### KUTIPAN HALAMAN:
Liputan6.com, Jakarta - Peraturan Menteri Pendidikan, Kebudayaan, Riset, dan Teknologi (Permendikbudristek) Nomor 30 Tahun 2021 tentang Pencegahan dan Penanganan Kekerasan Seksual di Lingkungan Perguruan Tinggi atau Kampus belum lama ini dikeluarkan.
Aturan yang dikeluarkan Kementerian Pendidikan, Kebudayaan, Riset dan Teknologi (Kemendikbudristek) itu terkait pencegahan kekerasan seksual pada lingkungan perguruan tinggi atau kampus.
Namun rupanya, pro dan kontra bermunculan soal Permendikbudristek Nomor 30 Tahun 2021 yang diteken Mendikbudristek Nadiem Makarim pada 31 Agustus 2021 itu.
Advertisement
Baca Juga
Sejumlah pihak menilai, aturan yang bertujuan melindungi civitas perguruan tinggi dari tindak pelecehan seksual justru dianggap memberi celah legalisasi seks bebas di lingkungan kampus.
Desakan untuk mencabut peraturan itu pun muncul dari Anggota Komisi X DPR RI dari Fraksi PKS Fahmy Alaydroes. Fahmy mendesak agar aturan tersebut dicabut lantaran mengakomodasi pembiaran praktik perzinaan dan hubungan seksual sesama jenis.
Selain itu, Ketua Majelis Hukum dan HAM PP Aisyiyah, Atiyatul Ulya bahkan merasa geram lantaran, masukan pihaknya dalam penyusunan Permendikbudristek Nomor 30 Tahun 2021 perihal pencegahan dan penanganan kekerasan seksual di kampus, tak digubris Kemendikbudristek.
Berikut sederet tanggapan pro kontra terkait Permendikbudristek Nomor 30 Tahun 2021 tentang Pencegahan dan Penanganan Kekerasan Seksual di Lingkungan Perguruan Tinggi atau Kampus yang belum lama ini dikeluarkan dihimpun Liputan6.com:
1. PP Aisyiyah
Ketua Majelis Hukum dan HAM PP Aisyiyah, Atiyatul Ulya geram lantaran, masukan pihaknya dalam penyusunan Permendikbudristek Nomor 30 Tahun 2021 perihal pencegahan dan penanganan kekerasan seksual di kampus, tak digubris Kemendikbudristek.
"Masukan-masukan yang tadi sudah saya sampaikan pun sudah saya sampaikan ketika pertemuan dengan Kementerian Pendidikan dengan berbagai unsur lembaga yang lain. Beberapa hal tadi misalkan terkait dengan definisi, ruang lingkupnya, implementasi," ujar Atiyatul kepada Liputan6.com, Selasa (9/11/2021).
Dia melihat pelibatan pihaknya dalam menyusun beleid tersebut tak lebih hanya sebuah formalitas. Pasalnya, kata dia, mereka diundang kala aturan itu sudah rampung dibuat dan tinggal disahkan.
Menurut dia, aturan yang kini telah disahkan dengan yang ditunjukkan kepadanya saat sebelum diketok persis sama tak ada yang diubah. Hal itu mengindikasikan Kemendikbudristek sama sekali tak mendengar masukan dari pihaknya.

### BAHAN YANG DISEDIAKAN:
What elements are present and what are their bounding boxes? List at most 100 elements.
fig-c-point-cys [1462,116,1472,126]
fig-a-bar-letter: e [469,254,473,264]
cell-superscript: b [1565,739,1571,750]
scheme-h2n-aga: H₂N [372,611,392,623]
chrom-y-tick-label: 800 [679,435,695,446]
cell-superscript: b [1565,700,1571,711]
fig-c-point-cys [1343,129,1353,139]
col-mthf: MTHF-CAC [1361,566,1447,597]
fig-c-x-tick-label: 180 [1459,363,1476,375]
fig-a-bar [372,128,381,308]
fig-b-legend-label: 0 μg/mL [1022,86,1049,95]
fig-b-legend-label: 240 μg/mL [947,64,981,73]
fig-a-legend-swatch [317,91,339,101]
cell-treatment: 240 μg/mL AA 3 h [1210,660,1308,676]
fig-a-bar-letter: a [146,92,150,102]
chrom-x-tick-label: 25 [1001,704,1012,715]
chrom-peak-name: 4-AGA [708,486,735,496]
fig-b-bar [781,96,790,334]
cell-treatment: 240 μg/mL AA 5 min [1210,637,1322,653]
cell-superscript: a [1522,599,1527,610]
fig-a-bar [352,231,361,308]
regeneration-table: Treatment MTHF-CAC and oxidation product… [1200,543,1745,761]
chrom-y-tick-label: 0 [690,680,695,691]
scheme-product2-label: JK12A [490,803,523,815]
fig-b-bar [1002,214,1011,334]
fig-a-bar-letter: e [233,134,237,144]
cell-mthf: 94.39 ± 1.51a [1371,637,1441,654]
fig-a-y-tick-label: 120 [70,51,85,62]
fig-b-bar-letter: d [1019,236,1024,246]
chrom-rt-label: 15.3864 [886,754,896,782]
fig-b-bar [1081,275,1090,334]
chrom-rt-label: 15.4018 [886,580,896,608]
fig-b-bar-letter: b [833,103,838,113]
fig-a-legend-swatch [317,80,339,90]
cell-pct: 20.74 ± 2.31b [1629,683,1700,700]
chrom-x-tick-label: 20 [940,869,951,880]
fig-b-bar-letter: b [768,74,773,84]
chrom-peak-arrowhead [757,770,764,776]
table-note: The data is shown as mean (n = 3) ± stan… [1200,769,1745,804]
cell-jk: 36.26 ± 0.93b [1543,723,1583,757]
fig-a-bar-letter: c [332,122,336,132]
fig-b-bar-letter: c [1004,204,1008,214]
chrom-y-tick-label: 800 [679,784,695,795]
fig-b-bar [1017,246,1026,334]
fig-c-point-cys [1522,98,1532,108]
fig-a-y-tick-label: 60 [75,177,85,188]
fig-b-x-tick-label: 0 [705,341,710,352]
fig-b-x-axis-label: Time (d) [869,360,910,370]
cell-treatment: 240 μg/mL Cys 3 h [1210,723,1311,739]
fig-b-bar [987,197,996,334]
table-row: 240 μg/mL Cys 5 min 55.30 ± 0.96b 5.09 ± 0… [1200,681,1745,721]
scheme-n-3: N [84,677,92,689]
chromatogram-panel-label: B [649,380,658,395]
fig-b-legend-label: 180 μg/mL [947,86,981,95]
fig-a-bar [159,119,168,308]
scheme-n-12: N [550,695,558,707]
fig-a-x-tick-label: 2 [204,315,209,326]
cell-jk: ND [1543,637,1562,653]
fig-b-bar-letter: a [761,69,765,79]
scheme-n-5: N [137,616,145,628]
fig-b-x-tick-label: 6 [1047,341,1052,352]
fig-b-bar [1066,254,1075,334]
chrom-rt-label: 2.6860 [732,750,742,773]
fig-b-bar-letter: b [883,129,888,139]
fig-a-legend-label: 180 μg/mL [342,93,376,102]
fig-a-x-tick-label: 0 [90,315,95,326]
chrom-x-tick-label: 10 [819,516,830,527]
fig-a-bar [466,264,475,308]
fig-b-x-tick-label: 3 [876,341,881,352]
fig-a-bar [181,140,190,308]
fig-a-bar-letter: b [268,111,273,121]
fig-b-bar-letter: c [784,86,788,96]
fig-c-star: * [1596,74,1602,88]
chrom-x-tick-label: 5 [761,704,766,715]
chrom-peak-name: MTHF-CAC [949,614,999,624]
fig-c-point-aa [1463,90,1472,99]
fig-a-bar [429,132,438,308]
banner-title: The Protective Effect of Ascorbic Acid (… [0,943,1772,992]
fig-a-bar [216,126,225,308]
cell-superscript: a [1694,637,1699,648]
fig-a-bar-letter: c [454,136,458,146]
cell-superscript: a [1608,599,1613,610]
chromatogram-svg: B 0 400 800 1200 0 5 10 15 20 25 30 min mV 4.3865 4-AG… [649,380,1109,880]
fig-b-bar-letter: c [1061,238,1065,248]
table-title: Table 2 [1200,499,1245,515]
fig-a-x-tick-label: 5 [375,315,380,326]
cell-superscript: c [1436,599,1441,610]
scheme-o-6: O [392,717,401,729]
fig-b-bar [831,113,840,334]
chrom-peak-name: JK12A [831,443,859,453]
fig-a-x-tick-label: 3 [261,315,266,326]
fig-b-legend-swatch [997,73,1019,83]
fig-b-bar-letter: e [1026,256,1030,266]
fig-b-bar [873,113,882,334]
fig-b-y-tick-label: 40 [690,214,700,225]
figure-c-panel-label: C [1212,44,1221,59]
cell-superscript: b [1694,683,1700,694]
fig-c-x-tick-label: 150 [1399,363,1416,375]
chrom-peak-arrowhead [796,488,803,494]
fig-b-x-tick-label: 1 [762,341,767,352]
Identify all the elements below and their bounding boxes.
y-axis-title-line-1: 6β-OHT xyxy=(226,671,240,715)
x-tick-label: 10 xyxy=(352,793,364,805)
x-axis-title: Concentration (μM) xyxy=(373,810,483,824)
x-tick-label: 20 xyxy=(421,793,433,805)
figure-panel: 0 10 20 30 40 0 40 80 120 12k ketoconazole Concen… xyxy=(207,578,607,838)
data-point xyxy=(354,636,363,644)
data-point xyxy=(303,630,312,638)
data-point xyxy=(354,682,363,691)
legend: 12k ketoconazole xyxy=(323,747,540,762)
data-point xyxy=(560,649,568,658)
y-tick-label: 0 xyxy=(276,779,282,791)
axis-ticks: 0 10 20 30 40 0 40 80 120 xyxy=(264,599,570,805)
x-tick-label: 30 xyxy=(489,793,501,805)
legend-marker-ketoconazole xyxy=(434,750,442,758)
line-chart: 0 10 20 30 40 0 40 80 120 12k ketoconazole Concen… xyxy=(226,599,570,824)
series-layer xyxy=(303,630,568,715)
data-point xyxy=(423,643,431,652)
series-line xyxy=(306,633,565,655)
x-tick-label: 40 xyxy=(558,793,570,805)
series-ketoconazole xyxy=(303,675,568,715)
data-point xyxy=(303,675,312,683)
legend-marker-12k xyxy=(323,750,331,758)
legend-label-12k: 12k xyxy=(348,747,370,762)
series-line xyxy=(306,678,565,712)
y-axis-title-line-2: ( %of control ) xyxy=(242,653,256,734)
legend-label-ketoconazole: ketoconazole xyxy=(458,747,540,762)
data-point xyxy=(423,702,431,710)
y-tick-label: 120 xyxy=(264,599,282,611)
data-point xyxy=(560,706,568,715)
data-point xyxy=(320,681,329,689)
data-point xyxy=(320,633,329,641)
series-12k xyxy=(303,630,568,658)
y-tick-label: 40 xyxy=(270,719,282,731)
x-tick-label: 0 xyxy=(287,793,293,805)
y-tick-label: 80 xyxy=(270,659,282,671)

### LATIHAN SINGKAT 1:
Menurut kutipan halaman, pada tanggal berapa Nadiem Makarim meneken Permendikbudristek Nomor 30 Tahun 2021?
### LATIHAN SINGKAT 2:
Tentukan apakah setiap pernyataan berikut sesuai dengan kutipan halaman, lalu kutip kata-kata penentunya dari teks tanpa perubahan.
(a) Fahmy Alaydroes mendesak agar aturan tersebut dicabut.
(b) Menurut Atiyatul Ulya, aturan yang disahkan sudah diubah sesuai masukan pihaknya.
(c) PP Aisyiyah diundang ketika aturan itu masih dalam tahap awal penyusunan.
### LATIHAN SINGKAT 3:
Salin kata demi kata bagian kutipan halaman di antara "Aturan yang dikeluarkan" dan "seksual sesama jenis.", termasuk kedua bagian itu.

### JAWABAN BENAR 1:
Pada 31 Agustus 2021.

### JAWABAN BENAR 2:
(a) Ya: "Fahmy mendesak agar aturan tersebut dicabut"
(b) Tidak: "persis sama tak ada yang diubah"
(c) Tidak: "mereka diundang kala aturan itu sudah rampung dibuat dan tinggal disahkan"

### JAWABAN BENAR 3:
Aturan yang dikeluarkan Kementerian Pendidikan, Kebudayaan, Riset dan Teknologi (Kemendikbudristek) itu terkait pencegahan kekerasan seksual pada lingkungan perguruan tinggi atau kampus.
Namun rupanya, pro dan kontra bermunculan soal Permendikbudristek Nomor 30 Tahun 2021 yang diteken Mendikbudristek Nadiem Makarim pada 31 Agustus 2021 itu.
Advertisement
Baca Juga
Sejumlah pihak menilai, aturan yang bertujuan melindungi civitas perguruan tinggi dari tindak pelecehan seksual justru dianggap memberi celah legalisasi seks bebas di lingkungan kampus.
Desakan untuk mencabut peraturan itu pun muncul dari Anggota Komisi X DPR RI dari Fraksi PKS Fahmy Alaydroes. Fahmy mendesak agar aturan tersebut dicabut lantaran mengakomodasi pembiaran praktik perzinaan dan hubungan seksual sesama jenis.